[Dataset listings of figures]
+++
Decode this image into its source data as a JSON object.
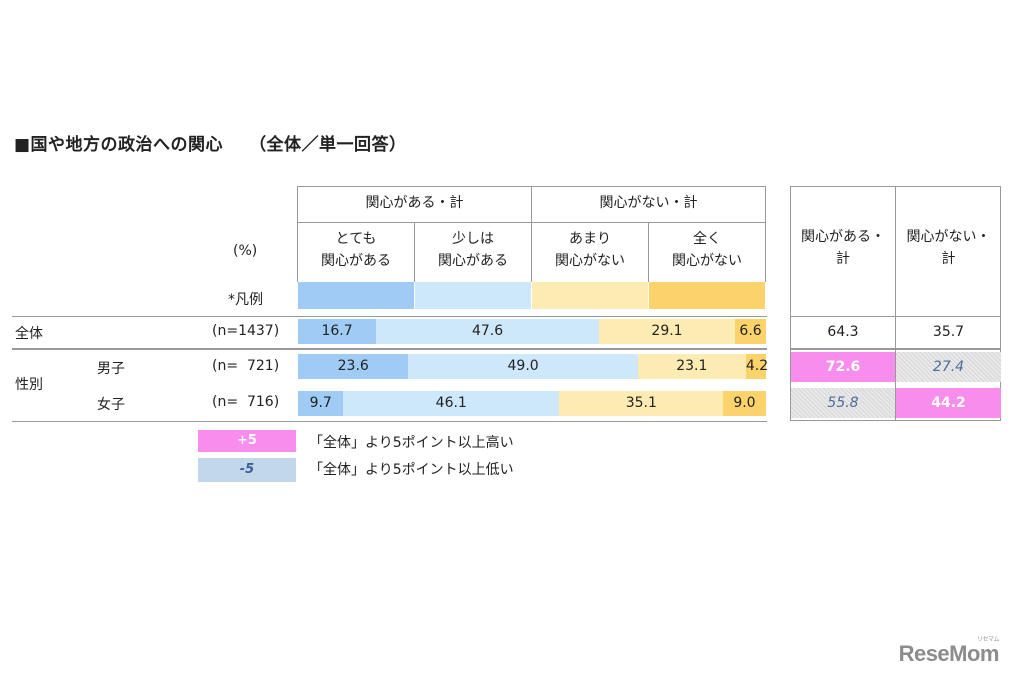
{
  "title": "■国や地方の政治への関心",
  "subtitle": "（全体／単一回答）",
  "pct_label": "(%)",
  "legend_label": "*凡例",
  "group_headers": [
    "関心がある・計",
    "関心がない・計"
  ],
  "category_lines": [
    [
      "とても",
      "関心がある"
    ],
    [
      "少しは",
      "関心がある"
    ],
    [
      "あまり",
      "関心がない"
    ],
    [
      "全く",
      "関心がない"
    ]
  ],
  "summary_headers": [
    [
      "関心がある・",
      "計"
    ],
    [
      "関心がない・",
      "計"
    ]
  ],
  "section_label": "性別",
  "rows": [
    {
      "name": "全体",
      "n": "(n=1437)",
      "values": [
        "16.7",
        "47.6",
        "29.1",
        "6.6"
      ],
      "sums": [
        "64.3",
        "35.7"
      ],
      "marks": [
        "",
        ""
      ]
    },
    {
      "name": "男子",
      "n": "(n=  721)",
      "values": [
        "23.6",
        "49.0",
        "23.1",
        "4.2"
      ],
      "sums": [
        "72.6",
        "27.4"
      ],
      "marks": [
        "hi",
        "lo"
      ]
    },
    {
      "name": "女子",
      "n": "(n=  716)",
      "values": [
        "9.7",
        "46.1",
        "35.1",
        "9.0"
      ],
      "sums": [
        "55.8",
        "44.2"
      ],
      "marks": [
        "lo",
        "hi"
      ]
    }
  ],
  "key": [
    {
      "sample": "+5",
      "text": "「全体」より5ポイント以上高い",
      "bg": "#f98ded",
      "fg": "#ffffff"
    },
    {
      "sample": "-5",
      "text": "「全体」より5ポイント以上低い",
      "bg": "#c2d8ea",
      "fg": "#3a5f95"
    }
  ],
  "colors": [
    "#9fcbf5",
    "#cde8fa",
    "#fcebb2",
    "#fcd36b"
  ],
  "logo": "ReseMom",
  "logo_small": "リセマム",
  "chart_data": {
    "type": "bar",
    "stacked": true,
    "orientation": "horizontal",
    "title": "■国や地方の政治への関心",
    "subtitle": "（全体／単一回答）",
    "unit": "(%)",
    "categories": [
      "全体",
      "男子",
      "女子"
    ],
    "series": [
      {
        "name": "とても関心がある",
        "values": [
          16.7,
          23.6,
          9.7
        ]
      },
      {
        "name": "少しは関心がある",
        "values": [
          47.6,
          49.0,
          46.1
        ]
      },
      {
        "name": "あまり関心がない",
        "values": [
          29.1,
          23.1,
          35.1
        ]
      },
      {
        "name": "全く関心がない",
        "values": [
          6.6,
          4.2,
          9.0
        ]
      }
    ],
    "totals": [
      {
        "name": "関心がある・計",
        "values": [
          64.3,
          72.6,
          55.8
        ]
      },
      {
        "name": "関心がない・計",
        "values": [
          35.7,
          27.4,
          44.2
        ]
      }
    ]
  }
}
+++
### What is being asked:
Keep only the lines that hold the string "text", and copy them out.

### Answer for this exercise:
      "text": "「全体」より5ポイント以上高い",
      "text": "「全体」より5ポイント以上低い",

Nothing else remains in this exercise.